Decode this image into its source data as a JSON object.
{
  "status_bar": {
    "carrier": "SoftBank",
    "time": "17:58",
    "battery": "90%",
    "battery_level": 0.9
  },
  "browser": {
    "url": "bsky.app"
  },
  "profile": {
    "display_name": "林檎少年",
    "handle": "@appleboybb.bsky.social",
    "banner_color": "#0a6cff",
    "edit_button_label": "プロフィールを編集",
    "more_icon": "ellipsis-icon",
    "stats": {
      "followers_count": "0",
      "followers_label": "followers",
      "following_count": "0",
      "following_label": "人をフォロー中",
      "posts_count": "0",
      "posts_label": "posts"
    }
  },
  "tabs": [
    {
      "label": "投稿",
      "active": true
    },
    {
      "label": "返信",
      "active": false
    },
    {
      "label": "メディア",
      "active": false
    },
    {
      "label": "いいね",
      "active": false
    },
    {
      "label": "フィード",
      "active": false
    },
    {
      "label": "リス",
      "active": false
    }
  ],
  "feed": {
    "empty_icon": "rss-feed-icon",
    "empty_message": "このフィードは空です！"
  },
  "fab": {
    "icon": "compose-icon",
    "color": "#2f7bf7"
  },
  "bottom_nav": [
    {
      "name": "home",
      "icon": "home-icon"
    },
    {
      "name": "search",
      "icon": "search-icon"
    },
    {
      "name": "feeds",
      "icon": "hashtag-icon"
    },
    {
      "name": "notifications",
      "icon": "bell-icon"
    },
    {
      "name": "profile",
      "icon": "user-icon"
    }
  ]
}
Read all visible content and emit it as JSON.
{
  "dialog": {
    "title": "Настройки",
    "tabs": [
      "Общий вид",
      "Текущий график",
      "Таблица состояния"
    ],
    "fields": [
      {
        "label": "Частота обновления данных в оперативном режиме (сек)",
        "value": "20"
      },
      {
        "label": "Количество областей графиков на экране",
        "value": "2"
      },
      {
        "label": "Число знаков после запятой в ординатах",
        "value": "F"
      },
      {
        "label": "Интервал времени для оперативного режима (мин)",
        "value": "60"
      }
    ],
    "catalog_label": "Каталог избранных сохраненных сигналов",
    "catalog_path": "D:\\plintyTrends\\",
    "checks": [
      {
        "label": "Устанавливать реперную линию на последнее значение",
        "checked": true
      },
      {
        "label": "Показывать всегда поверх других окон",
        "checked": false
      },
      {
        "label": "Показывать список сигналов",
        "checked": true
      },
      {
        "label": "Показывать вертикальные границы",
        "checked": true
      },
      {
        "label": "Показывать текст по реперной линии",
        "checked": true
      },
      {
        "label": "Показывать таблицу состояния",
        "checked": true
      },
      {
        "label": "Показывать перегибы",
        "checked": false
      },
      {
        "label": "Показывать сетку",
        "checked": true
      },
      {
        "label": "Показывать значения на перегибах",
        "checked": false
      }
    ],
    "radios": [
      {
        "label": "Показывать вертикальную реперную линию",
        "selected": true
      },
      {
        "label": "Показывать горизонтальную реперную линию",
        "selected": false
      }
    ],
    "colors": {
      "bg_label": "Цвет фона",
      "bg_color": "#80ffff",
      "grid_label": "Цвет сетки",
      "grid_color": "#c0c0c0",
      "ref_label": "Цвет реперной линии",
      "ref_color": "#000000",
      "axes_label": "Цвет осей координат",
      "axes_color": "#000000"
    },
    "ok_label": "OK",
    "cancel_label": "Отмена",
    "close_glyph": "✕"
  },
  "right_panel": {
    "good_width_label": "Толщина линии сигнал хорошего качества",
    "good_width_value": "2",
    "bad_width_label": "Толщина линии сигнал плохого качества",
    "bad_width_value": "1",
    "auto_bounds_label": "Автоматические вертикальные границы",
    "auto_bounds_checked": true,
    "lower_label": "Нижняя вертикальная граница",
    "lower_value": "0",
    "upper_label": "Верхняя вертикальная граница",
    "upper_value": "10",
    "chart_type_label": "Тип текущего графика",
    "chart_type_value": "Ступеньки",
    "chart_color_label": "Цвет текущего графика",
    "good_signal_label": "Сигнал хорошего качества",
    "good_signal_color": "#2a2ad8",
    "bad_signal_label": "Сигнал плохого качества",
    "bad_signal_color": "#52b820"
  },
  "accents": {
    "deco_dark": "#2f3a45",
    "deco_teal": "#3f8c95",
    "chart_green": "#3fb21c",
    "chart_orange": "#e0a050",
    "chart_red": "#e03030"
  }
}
^^^^^^^^^^^^^^^^
◆ Problem to work on ◆
All of the records must be repeated exactly.

◆ Written response ◆
Decode this image into its source data as a JSON object.
{
  "status_bar": {
    "carrier": "SoftBank",
    "time": "17:58",
    "battery": "90%",
    "battery_level": 0.9
  },
  "browser": {
    "url": "bsky.app"
  },
  "profile": {
    "display_name": "林檎少年",
    "handle": "@appleboybb.bsky.social",
    "banner_color": "#0a6cff",
    "edit_button_label": "プロフィールを編集",
    "more_icon": "ellipsis-icon",
    "stats": {
      "followers_count": "0",
      "followers_label": "followers",
      "following_count": "0",
      "following_label": "人をフォロー中",
      "posts_count": "0",
      "posts_label": "posts"
    }
  },
  "tabs": [
    {
      "label": "投稿",
      "active": true
    },
    {
      "label": "返信",
      "active": false
    },
    {
      "label": "メディア",
      "active": false
    },
    {
      "label": "いいね",
      "active": false
    },
    {
      "label": "フィード",
      "active": false
    },
    {
      "label": "リス",
      "active": false
    }
  ],
  "feed": {
    "empty_icon": "rss-feed-icon",
    "empty_message": "このフィードは空です！"
  },
  "fab": {
    "icon": "compose-icon",
    "color": "#2f7bf7"
  },
  "bottom_nav": [
    {
      "name": "home",
      "icon": "home-icon"
    },
    {
      "name": "search",
      "icon": "search-icon"
    },
    {
      "name": "feeds",
      "icon": "hashtag-icon"
    },
    {
      "name": "notifications",
      "icon": "bell-icon"
    },
    {
      "name": "profile",
      "icon": "user-icon"
    }
  ]
}
Read all visible content and emit it as JSON.
{
  "dialog": {
    "title": "Настройки",
    "tabs": [
      "Общий вид",
      "Текущий график",
      "Таблица состояния"
    ],
    "fields": [
      {
        "label": "Частота обновления данных в оперативном режиме (сек)",
        "value": "20"
      },
      {
        "label": "Количество областей графиков на экране",
        "value": "2"
      },
      {
        "label": "Число знаков после запятой в ординатах",
        "value": "F"
      },
      {
        "label": "Интервал времени для оперативного режима (мин)",
        "value": "60"
      }
    ],
    "catalog_label": "Каталог избранных сохраненных сигналов",
    "catalog_path": "D:\\plintyTrends\\",
    "checks": [
      {
        "label": "Устанавливать реперную линию на последнее значение",
        "checked": true
      },
      {
        "label": "Показывать всегда поверх других окон",
        "checked": false
      },
      {
        "label": "Показывать список сигналов",
        "checked": true
      },
      {
        "label": "Показывать вертикальные границы",
        "checked": true
      },
      {
        "label": "Показывать текст по реперной линии",
        "checked": true
      },
      {
        "label": "Показывать таблицу состояния",
        "checked": true
      },
      {
        "label": "Показывать перегибы",
        "checked": false
      },
      {
        "label": "Показывать сетку",
        "checked": true
      },
      {
        "label": "Показывать значения на перегибах",
        "checked": false
      }
    ],
    "radios": [
      {
        "label": "Показывать вертикальную реперную линию",
        "selected": true
      },
      {
        "label": "Показывать горизонтальную реперную линию",
        "selected": false
      }
    ],
    "colors": {
      "bg_label": "Цвет фона",
      "bg_color": "#80ffff",
      "grid_label": "Цвет сетки",
      "grid_color": "#c0c0c0",
      "ref_label": "Цвет реперной линии",
      "ref_color": "#000000",
      "axes_label": "Цвет осей координат",
      "axes_color": "#000000"
    },
    "ok_label": "OK",
    "cancel_label": "Отмена",
    "close_glyph": "✕"
  },
  "right_panel": {
    "good_width_label": "Толщина линии сигнал хорошего качества",
    "good_width_value": "2",
    "bad_width_label": "Толщина линии сигнал плохого качества",
    "bad_width_value": "1",
    "auto_bounds_label": "Автоматические вертикальные границы",
    "auto_bounds_checked": true,
    "lower_label": "Нижняя вертикальная граница",
    "lower_value": "0",
    "upper_label": "Верхняя вертикальная граница",
    "upper_value": "10",
    "chart_type_label": "Тип текущего графика",
    "chart_type_value": "Ступеньки",
    "chart_color_label": "Цвет текущего графика",
    "good_signal_label": "Сигнал хорошего качества",
    "good_signal_color": "#2a2ad8",
    "bad_signal_label": "Сигнал плохого качества",
    "bad_signal_color": "#52b820"
  },
  "accents": {
    "deco_dark": "#2f3a45",
    "deco_teal": "#3f8c95",
    "chart_green": "#3fb21c",
    "chart_orange": "#e0a050",
    "chart_red": "#e03030"
  }
}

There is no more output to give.